## START Task inputs
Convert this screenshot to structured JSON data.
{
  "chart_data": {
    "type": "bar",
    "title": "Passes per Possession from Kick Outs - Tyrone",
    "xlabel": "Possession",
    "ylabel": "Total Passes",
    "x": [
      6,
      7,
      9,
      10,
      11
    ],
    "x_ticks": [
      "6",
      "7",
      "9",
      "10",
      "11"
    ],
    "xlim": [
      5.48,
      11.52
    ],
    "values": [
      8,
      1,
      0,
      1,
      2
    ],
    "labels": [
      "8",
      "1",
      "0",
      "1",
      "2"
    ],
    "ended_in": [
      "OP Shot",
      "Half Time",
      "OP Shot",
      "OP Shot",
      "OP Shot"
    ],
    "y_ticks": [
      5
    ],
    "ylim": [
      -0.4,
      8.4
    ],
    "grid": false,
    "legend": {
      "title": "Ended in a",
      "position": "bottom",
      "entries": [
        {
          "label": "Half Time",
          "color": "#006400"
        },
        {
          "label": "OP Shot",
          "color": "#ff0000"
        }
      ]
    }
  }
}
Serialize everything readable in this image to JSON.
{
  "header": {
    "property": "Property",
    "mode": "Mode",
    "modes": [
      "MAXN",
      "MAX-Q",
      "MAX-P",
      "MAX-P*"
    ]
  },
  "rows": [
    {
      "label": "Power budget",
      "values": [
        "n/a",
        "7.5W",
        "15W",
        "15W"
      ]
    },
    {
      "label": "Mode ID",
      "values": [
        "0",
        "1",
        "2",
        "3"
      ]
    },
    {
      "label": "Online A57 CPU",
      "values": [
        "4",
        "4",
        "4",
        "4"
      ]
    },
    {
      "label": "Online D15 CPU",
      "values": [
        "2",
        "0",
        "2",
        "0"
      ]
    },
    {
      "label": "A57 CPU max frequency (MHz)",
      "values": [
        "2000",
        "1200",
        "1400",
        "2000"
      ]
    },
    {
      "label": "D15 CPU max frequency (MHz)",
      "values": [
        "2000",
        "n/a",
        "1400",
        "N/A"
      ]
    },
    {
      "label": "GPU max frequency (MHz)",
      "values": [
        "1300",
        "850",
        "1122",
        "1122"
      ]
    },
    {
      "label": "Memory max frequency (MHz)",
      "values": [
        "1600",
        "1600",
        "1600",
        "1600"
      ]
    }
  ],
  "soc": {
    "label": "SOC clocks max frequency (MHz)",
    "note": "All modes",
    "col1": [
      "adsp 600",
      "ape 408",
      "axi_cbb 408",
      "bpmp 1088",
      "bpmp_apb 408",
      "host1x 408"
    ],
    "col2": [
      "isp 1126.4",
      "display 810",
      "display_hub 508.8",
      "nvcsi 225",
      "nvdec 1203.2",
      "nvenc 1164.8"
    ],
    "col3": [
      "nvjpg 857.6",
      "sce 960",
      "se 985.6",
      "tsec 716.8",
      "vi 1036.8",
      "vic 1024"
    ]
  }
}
## END Task inputs
◆ What you need to do ◆
Your task is to gather every line with the word "JSON" and copy it.

◆ Exercise output ◆
Convert this screenshot to structured JSON data.
Serialize everything readable in this image to JSON.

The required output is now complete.